== SET TASK ==
Find how many lines contain the word "Оформление" and state that number alone.

== AVAILABLE DATA ==
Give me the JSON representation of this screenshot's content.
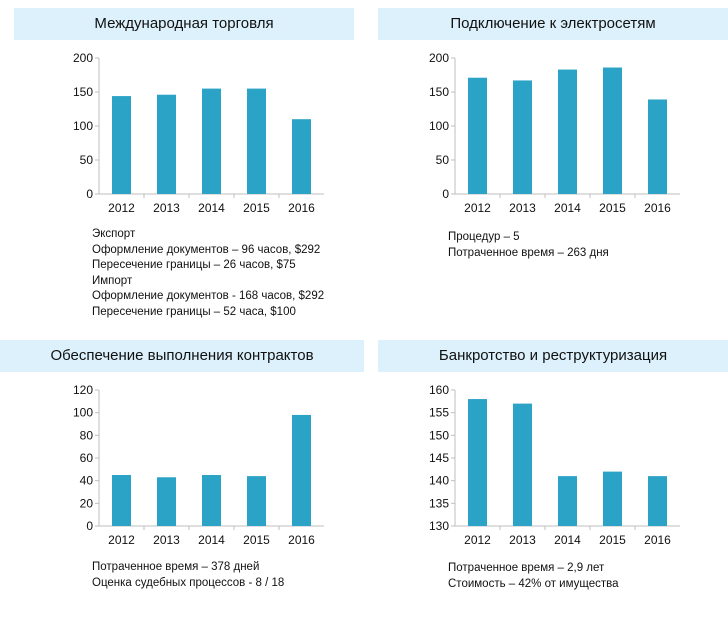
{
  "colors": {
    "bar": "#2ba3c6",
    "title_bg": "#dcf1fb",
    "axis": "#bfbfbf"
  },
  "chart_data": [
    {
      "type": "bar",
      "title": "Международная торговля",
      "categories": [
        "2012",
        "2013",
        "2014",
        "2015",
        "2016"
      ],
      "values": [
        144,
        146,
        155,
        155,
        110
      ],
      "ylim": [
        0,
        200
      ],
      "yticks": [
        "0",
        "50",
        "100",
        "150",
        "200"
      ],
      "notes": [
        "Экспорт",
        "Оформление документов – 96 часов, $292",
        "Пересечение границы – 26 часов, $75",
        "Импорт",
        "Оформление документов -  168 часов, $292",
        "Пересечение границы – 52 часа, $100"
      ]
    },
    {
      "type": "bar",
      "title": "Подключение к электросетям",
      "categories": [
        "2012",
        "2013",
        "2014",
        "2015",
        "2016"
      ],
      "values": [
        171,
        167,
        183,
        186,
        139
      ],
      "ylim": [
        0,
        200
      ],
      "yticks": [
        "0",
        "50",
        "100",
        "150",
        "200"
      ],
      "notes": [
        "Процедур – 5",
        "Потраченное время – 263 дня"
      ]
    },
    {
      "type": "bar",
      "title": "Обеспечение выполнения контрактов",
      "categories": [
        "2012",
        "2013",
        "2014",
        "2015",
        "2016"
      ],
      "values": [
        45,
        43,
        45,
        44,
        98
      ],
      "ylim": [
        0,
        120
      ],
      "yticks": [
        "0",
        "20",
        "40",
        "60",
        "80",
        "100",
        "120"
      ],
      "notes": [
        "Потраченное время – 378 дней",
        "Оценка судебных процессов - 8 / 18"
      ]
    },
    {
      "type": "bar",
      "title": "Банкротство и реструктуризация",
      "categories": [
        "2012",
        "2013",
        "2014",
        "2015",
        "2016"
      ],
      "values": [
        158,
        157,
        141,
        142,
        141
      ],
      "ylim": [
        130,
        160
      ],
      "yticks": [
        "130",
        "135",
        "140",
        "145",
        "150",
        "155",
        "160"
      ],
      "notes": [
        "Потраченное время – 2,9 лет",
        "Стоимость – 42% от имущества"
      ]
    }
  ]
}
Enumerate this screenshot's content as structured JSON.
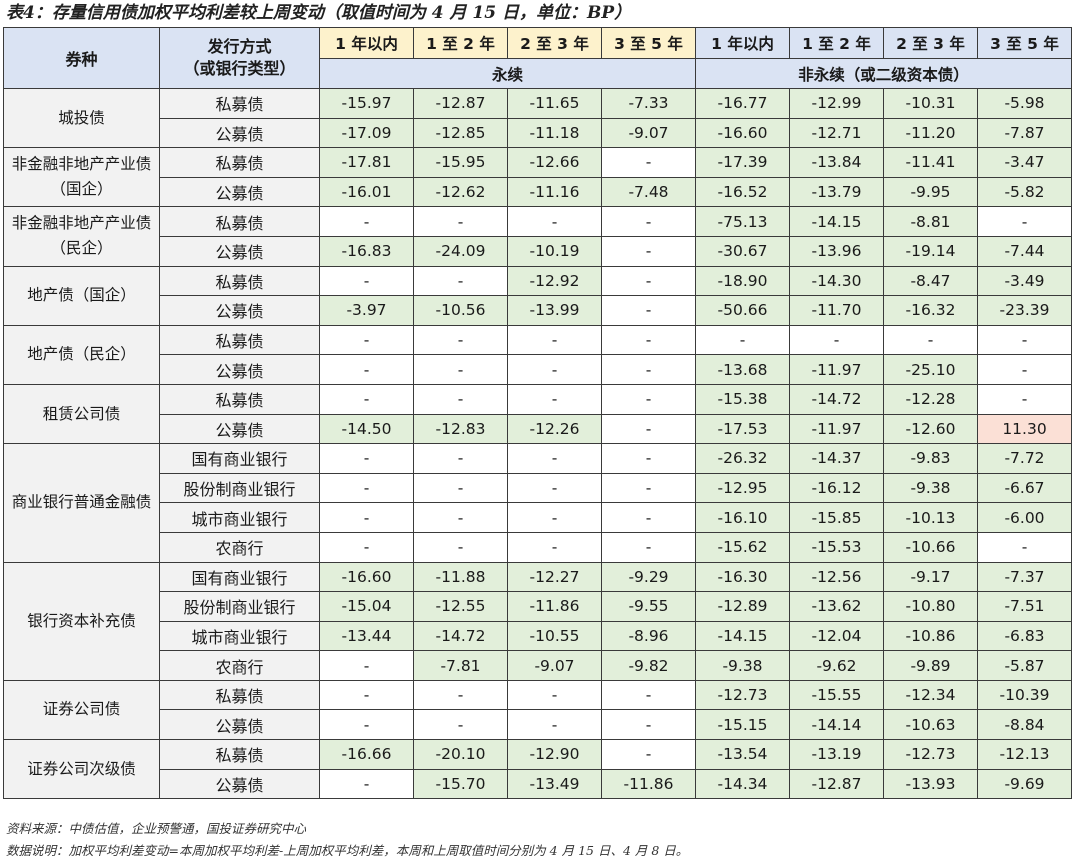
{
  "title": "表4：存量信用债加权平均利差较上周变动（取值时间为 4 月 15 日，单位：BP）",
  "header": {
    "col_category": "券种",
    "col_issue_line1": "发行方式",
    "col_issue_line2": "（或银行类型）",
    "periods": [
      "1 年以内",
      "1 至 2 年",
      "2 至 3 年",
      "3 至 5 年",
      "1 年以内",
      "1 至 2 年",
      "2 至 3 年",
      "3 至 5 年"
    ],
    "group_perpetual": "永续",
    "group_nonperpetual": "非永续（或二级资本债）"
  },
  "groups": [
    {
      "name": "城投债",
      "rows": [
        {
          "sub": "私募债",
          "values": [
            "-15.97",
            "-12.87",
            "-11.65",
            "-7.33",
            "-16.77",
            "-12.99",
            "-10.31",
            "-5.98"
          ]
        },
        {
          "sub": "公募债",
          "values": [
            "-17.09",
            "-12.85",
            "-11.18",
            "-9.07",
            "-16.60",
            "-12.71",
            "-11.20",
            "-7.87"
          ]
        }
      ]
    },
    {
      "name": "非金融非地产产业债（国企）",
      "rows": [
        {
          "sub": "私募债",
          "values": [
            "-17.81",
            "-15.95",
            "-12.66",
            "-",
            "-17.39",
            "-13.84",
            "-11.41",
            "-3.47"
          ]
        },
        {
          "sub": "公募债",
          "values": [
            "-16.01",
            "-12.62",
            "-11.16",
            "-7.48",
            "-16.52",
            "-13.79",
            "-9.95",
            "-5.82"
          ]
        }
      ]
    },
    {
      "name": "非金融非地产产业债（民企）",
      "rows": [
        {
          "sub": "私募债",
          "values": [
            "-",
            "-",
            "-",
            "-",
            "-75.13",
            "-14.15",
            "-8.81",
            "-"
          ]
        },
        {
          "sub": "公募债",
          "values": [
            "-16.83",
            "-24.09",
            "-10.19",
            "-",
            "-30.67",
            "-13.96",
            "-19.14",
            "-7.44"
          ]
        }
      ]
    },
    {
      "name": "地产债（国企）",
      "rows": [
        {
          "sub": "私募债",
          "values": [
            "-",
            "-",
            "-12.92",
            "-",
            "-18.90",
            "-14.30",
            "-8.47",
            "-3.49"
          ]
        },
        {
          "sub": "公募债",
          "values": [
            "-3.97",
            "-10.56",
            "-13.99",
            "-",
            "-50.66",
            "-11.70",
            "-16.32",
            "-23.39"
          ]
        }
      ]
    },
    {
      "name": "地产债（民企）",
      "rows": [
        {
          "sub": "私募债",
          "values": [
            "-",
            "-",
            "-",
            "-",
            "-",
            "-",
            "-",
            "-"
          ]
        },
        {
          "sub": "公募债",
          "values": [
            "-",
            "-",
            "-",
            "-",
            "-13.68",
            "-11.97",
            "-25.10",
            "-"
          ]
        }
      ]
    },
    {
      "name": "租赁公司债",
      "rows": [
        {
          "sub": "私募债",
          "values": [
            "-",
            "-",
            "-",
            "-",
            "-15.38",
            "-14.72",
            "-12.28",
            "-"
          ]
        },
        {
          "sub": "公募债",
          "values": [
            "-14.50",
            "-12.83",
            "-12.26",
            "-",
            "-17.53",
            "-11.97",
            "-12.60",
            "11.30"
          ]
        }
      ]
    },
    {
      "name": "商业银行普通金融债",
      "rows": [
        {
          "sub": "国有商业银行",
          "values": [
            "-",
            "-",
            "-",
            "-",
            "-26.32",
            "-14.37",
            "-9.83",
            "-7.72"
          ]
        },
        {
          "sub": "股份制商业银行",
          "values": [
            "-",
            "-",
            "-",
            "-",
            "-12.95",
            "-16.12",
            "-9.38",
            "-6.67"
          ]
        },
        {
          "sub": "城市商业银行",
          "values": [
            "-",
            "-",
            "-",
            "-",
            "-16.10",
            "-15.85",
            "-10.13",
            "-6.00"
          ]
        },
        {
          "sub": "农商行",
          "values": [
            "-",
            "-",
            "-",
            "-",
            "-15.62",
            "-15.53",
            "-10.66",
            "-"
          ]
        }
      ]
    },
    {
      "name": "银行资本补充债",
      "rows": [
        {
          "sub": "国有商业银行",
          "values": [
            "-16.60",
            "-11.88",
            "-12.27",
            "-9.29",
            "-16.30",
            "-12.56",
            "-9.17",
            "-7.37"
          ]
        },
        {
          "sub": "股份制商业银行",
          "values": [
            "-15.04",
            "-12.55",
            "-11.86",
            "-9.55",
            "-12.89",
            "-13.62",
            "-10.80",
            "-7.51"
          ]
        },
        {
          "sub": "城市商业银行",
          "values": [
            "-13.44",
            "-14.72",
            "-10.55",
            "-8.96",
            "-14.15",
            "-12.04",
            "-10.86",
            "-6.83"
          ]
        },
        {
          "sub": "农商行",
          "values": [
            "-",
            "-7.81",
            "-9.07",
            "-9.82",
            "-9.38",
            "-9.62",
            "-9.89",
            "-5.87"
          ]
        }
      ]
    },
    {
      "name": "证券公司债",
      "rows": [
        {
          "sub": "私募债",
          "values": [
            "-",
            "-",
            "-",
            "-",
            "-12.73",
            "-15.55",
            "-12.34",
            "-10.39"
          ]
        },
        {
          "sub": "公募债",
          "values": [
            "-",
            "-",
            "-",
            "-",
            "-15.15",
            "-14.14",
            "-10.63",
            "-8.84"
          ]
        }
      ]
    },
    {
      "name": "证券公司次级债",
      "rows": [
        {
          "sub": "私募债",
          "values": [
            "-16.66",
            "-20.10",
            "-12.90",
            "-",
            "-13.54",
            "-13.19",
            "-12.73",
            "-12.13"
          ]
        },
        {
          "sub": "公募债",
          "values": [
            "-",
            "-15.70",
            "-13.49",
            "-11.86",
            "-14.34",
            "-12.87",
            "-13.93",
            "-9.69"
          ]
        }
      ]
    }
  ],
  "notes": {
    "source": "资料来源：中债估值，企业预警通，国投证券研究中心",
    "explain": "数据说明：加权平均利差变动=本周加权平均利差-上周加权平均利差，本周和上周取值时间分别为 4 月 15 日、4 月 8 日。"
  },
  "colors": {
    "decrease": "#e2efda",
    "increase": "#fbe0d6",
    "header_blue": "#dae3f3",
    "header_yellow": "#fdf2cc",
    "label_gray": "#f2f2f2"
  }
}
---
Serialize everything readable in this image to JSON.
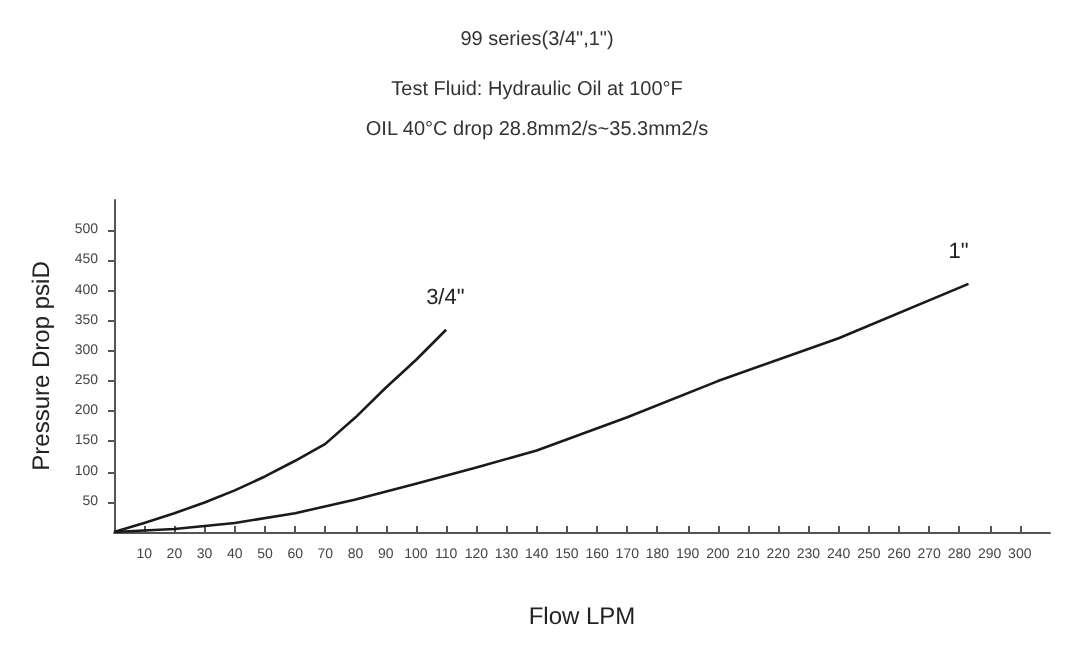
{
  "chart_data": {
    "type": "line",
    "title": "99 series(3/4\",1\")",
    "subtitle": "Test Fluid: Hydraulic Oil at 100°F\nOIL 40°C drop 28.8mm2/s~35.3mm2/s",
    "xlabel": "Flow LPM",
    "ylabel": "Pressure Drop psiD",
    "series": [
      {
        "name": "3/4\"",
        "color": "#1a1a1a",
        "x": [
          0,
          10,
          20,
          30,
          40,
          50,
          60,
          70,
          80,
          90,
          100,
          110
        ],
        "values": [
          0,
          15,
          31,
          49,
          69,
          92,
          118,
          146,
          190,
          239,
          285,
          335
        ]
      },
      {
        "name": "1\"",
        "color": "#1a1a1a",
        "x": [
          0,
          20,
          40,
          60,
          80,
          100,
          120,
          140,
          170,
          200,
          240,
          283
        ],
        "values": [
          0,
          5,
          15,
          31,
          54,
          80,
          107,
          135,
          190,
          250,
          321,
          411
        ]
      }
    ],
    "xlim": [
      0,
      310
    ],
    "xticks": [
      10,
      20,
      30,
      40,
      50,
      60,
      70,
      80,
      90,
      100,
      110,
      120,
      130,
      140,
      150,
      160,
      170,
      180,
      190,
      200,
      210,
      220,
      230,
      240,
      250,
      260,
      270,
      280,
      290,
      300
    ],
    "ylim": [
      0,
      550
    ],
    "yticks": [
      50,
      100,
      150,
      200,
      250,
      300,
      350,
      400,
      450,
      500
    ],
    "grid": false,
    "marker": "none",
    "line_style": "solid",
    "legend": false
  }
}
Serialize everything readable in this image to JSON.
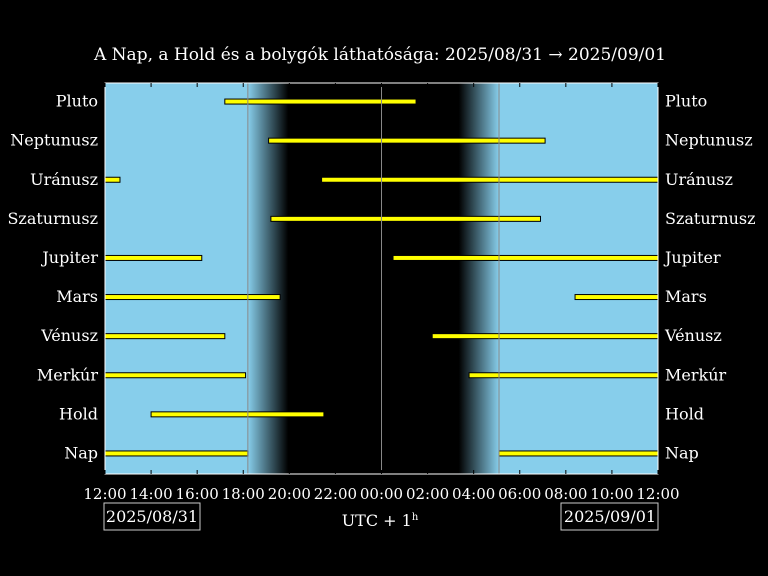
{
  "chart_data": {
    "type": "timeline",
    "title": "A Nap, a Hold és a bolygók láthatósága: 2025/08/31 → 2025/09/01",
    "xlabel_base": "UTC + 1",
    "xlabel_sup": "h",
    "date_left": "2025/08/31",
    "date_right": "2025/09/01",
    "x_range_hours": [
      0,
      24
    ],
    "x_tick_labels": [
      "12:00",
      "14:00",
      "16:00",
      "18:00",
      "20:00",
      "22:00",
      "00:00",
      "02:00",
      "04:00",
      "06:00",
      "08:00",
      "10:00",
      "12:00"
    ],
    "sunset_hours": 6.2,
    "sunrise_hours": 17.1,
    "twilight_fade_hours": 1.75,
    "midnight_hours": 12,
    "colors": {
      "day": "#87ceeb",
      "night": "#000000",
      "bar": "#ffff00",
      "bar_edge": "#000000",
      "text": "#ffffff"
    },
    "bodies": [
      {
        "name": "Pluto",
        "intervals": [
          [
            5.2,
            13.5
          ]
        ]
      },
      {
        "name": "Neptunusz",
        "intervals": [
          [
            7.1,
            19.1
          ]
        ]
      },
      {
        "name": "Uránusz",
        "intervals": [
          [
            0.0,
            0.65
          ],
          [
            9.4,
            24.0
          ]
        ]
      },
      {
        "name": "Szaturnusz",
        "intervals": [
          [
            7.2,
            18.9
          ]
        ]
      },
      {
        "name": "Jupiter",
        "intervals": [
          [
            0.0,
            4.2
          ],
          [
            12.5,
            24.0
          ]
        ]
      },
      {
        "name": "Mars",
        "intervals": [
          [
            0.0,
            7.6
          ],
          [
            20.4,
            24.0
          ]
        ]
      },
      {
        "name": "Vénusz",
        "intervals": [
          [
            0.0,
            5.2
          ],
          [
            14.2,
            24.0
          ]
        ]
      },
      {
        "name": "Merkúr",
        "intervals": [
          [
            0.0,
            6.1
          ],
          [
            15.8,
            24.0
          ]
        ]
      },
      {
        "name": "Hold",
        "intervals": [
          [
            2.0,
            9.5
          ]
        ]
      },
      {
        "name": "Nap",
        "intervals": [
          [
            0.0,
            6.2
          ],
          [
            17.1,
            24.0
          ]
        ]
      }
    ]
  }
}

== RESULT FOR THIS EXERCISE ==
2